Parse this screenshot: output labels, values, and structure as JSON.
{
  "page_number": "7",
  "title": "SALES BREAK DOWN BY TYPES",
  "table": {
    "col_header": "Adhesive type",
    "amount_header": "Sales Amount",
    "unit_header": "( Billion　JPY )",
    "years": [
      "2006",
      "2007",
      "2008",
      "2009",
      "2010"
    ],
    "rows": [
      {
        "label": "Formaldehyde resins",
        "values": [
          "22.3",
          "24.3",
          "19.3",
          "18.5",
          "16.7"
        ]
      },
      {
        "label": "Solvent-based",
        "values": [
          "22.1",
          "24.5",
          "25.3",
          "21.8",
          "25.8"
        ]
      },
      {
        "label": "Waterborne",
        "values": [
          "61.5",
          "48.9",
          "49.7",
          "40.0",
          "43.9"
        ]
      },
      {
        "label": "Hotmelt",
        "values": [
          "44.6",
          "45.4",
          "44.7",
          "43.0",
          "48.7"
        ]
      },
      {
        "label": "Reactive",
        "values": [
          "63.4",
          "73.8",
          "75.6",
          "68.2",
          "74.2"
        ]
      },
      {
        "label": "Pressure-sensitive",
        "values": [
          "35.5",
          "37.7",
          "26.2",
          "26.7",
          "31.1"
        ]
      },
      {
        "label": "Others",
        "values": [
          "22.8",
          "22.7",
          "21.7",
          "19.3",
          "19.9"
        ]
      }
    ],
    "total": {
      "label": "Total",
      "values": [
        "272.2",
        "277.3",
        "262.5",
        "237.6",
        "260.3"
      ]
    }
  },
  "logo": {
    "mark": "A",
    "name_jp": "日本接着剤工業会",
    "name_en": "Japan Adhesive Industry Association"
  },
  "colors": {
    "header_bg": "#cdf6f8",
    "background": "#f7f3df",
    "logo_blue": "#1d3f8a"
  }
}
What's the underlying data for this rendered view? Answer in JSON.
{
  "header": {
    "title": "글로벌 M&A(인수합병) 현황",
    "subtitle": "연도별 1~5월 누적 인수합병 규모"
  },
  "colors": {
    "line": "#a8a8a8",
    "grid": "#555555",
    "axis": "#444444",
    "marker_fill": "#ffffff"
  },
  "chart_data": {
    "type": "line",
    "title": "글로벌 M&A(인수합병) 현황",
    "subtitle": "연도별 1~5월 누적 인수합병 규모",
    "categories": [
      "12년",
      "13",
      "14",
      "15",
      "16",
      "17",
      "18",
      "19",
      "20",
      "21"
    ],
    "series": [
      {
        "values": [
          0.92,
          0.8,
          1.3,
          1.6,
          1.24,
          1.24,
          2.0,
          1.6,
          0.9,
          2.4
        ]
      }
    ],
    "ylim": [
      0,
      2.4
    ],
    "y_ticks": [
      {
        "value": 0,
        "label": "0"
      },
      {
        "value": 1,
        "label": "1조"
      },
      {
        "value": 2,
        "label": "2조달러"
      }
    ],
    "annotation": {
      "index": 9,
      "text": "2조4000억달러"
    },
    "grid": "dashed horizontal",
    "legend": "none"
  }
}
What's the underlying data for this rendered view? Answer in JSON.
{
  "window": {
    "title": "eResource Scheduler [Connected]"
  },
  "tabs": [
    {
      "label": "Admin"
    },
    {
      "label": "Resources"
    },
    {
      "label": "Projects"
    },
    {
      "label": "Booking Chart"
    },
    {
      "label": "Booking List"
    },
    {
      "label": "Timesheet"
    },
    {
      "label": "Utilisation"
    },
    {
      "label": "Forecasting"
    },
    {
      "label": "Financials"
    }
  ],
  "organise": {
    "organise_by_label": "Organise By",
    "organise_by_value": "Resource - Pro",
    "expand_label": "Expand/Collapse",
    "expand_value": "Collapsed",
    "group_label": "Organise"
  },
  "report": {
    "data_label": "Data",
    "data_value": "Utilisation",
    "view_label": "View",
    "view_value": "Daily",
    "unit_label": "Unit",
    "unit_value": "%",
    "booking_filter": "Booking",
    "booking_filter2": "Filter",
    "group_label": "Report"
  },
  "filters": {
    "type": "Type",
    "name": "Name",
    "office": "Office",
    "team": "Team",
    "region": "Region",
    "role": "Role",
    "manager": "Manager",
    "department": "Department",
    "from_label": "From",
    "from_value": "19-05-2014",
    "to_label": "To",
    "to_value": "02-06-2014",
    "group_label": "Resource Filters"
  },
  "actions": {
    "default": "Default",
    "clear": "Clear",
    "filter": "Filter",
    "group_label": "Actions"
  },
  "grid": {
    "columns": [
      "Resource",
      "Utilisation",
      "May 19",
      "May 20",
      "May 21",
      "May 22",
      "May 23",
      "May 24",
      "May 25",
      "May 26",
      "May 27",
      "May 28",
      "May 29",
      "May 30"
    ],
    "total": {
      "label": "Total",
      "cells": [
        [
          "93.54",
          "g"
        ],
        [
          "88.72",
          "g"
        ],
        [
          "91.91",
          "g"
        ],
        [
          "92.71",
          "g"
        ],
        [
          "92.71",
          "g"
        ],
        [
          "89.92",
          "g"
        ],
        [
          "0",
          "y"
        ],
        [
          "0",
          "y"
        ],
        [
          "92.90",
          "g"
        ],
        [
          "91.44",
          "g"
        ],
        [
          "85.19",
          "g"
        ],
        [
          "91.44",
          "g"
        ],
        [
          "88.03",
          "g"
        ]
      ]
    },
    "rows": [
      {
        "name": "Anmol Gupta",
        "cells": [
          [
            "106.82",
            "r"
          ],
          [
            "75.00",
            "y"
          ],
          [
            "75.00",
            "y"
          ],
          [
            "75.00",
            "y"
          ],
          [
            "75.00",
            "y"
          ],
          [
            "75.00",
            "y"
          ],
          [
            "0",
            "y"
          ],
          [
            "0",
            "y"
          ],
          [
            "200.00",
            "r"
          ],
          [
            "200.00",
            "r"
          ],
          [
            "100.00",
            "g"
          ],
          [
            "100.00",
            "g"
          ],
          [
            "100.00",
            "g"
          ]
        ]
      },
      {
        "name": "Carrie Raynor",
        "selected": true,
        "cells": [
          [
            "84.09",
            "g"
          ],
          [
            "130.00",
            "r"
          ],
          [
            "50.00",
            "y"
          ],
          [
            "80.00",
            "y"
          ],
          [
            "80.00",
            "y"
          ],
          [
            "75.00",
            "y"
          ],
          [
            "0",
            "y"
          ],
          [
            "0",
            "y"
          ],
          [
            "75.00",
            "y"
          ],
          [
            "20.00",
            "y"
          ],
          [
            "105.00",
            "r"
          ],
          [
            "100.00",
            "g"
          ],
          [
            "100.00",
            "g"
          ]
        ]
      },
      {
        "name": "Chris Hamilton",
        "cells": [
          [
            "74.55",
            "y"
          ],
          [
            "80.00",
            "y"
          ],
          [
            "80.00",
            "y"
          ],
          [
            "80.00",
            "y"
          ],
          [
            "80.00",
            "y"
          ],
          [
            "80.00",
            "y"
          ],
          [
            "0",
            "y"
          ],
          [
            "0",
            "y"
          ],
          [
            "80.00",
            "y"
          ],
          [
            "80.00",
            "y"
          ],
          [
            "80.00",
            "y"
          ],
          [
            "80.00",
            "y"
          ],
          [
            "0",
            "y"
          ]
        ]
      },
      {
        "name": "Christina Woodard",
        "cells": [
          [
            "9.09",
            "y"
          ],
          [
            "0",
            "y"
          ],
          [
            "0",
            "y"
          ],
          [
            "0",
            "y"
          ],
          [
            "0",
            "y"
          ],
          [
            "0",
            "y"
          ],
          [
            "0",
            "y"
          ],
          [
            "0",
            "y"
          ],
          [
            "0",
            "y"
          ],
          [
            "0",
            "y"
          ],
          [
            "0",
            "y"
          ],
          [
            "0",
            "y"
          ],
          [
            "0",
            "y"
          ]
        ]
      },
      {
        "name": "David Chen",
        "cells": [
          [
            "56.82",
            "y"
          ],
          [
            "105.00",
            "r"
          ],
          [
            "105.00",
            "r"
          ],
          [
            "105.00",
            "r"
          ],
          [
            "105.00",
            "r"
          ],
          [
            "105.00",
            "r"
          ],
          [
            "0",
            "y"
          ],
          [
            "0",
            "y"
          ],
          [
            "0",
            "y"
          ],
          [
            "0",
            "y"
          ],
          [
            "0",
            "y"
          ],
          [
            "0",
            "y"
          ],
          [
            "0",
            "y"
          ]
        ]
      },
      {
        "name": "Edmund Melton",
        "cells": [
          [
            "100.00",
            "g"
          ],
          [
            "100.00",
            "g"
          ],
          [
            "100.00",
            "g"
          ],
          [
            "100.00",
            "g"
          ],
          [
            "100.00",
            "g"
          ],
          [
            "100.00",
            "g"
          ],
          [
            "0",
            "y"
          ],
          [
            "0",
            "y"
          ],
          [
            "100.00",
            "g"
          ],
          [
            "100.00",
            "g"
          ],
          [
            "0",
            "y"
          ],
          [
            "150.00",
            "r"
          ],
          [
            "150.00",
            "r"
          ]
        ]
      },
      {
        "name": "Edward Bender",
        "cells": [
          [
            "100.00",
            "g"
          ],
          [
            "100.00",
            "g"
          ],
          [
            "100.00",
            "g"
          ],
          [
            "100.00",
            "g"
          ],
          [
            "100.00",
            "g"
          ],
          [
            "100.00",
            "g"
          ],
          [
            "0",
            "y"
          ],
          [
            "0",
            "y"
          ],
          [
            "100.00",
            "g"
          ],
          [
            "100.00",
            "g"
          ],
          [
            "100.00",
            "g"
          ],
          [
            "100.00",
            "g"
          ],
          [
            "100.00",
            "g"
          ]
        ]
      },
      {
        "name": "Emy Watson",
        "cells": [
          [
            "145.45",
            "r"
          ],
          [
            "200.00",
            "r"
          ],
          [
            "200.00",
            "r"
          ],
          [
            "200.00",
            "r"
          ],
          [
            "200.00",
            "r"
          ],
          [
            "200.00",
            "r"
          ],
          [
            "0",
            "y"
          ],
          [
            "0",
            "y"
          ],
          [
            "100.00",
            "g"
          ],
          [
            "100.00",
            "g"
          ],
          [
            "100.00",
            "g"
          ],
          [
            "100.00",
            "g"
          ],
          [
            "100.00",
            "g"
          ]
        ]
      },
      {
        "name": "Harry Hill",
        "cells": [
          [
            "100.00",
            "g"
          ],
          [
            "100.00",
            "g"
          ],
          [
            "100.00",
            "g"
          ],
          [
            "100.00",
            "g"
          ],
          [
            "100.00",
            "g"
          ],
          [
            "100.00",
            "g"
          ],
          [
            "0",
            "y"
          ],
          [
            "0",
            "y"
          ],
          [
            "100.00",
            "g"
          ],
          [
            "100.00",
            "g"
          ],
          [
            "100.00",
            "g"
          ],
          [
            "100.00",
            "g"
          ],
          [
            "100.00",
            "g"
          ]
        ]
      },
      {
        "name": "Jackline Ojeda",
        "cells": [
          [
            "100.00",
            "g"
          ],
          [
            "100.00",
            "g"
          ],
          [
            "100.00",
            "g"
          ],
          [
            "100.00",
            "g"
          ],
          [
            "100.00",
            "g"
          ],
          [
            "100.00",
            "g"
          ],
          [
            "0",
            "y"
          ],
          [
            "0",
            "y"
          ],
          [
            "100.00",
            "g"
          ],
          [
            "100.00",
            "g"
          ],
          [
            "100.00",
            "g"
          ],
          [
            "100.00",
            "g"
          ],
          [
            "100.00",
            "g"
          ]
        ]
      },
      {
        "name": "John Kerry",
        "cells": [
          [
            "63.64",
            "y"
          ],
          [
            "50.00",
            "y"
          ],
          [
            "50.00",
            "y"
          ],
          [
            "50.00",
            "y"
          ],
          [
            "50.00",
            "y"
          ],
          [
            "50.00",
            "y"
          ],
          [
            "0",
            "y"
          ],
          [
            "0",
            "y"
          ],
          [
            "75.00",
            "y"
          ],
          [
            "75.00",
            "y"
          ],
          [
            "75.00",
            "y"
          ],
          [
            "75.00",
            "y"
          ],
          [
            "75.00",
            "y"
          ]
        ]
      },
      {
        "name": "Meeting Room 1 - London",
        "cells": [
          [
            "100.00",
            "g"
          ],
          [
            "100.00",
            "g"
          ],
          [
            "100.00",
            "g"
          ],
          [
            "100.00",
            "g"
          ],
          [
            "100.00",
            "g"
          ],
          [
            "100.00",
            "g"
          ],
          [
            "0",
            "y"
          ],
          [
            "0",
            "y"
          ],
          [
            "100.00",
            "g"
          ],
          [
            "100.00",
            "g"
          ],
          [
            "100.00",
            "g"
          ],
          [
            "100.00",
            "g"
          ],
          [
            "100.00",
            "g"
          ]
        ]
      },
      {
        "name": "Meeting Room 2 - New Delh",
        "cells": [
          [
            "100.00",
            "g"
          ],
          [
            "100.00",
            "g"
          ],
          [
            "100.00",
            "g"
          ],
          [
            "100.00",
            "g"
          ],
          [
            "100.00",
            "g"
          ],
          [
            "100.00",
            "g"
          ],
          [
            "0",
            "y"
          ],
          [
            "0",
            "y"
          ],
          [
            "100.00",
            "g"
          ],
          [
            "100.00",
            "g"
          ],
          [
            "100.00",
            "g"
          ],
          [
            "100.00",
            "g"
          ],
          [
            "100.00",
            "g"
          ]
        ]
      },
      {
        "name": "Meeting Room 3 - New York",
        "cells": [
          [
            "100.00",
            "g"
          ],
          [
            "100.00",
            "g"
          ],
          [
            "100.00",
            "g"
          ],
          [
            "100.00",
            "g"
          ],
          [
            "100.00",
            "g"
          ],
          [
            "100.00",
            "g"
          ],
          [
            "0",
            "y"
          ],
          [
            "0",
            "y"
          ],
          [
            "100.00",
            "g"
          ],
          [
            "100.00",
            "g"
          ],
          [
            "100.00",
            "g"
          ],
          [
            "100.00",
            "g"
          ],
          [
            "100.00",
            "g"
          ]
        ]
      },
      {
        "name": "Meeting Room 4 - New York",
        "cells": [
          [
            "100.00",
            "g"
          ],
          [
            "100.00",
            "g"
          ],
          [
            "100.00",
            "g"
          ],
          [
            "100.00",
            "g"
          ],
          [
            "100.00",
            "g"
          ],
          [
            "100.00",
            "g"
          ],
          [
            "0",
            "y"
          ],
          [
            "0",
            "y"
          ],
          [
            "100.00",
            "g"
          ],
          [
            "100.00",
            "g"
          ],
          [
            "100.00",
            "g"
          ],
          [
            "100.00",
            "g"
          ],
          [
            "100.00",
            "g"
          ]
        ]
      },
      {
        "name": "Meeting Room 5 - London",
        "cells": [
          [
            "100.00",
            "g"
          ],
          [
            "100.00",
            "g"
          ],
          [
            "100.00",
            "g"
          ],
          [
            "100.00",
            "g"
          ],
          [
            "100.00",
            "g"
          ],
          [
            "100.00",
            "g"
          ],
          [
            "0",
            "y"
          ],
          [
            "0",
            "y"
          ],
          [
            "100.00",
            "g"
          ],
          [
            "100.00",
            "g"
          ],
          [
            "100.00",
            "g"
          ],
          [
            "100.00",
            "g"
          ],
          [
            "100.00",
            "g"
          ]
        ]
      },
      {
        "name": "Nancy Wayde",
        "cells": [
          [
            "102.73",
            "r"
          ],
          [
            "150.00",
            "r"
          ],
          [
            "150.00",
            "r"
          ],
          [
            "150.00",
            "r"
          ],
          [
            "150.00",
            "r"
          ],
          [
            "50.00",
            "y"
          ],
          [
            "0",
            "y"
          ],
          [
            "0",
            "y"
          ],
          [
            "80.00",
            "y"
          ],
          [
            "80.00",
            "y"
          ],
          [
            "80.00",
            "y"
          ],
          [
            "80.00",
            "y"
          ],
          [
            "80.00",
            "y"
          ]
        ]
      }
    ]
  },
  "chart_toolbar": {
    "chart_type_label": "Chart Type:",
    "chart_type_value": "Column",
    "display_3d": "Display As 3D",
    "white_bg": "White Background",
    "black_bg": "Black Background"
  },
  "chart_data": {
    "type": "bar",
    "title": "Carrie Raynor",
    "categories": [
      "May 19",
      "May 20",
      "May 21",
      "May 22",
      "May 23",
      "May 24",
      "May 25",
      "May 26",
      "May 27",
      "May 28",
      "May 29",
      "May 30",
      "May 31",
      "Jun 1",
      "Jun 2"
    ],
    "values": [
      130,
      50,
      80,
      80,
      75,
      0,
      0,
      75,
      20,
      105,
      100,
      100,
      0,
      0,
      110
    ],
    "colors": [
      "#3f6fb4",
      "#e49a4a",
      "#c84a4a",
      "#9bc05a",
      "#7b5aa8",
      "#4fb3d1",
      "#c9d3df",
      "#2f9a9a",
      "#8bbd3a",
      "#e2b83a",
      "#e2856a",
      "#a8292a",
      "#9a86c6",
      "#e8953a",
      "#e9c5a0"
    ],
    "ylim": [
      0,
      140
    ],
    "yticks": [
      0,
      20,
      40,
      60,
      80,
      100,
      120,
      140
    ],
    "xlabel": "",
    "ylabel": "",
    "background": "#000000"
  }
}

THE EXERCISE: Using the listing above, show every line that includes the string "Room".

ANSWER TO THE TASK:
        "name": "Meeting Room 1 - London",
        "name": "Meeting Room 2 - New Delh",
        "name": "Meeting Room 3 - New York",
        "name": "Meeting Room 4 - New York",
        "name": "Meeting Room 5 - London",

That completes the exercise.